BRIEF: Within the data that follows, how many lines carry the string "back"? Give the number alone.

STORED DATA:
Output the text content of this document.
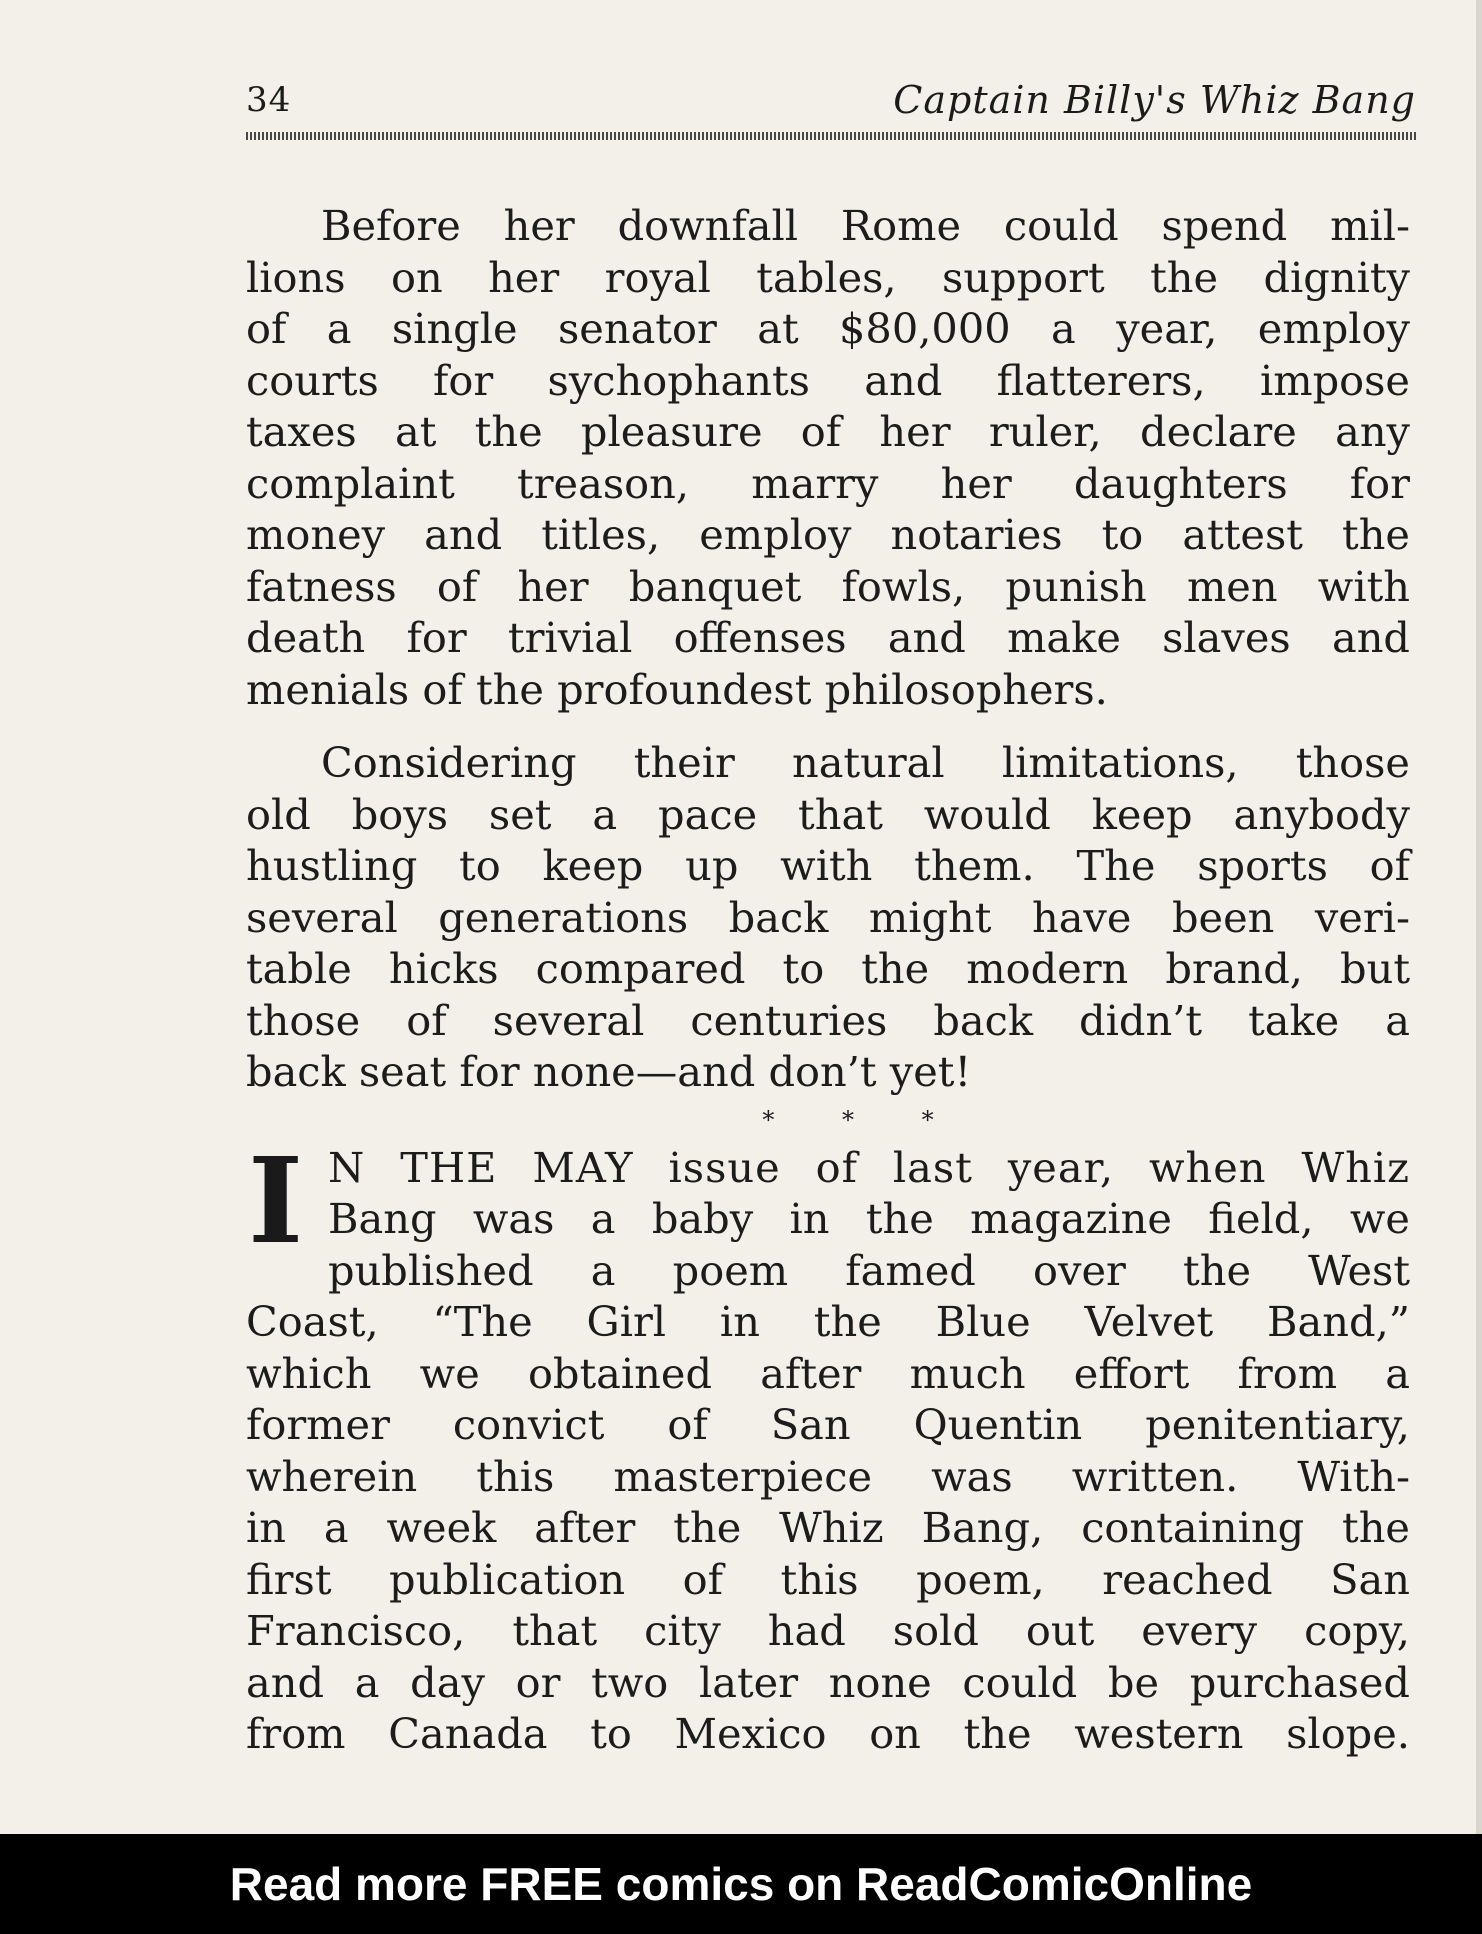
34	Captain Billy's Whiz Bang
Before her downfall Rome could spend mil-
lions on her royal tables, support the dignity
of a single senator at $80,000 a year, employ
courts for sychophants and flatterers, impose
taxes at the pleasure of her ruler, declare any
complaint treason, marry her daughters for
money and titles, employ notaries to attest the
fatness of her banquet fowls, punish men with
death for trivial offenses and make slaves and
menials of the profoundest philosophers.
Considering their natural limitations, those
old boys set a pace that would keep anybody
hustling to keep up with them. The sports of
several generations back might have been veri-
table hicks compared to the modern brand, but
those of several centuries back didn’t take a
back seat for none—and don’t yet!
* * *
I N THE MAY issue of last year, when Whiz
Bang was a baby in the magazine field, we
published a poem famed over the West
Coast, “The Girl in the Blue Velvet Band,”
which we obtained after much effort from a
former convict of San Quentin penitentiary,
wherein this masterpiece was written. With-
in a week after the Whiz Bang, containing the
first publication of this poem, reached San
Francisco, that city had sold out every copy,
and a day or two later none could be purchased
from Canada to Mexico on the western slope.
Read more FREE comics on ReadComicOnline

FINAL RESULT: 3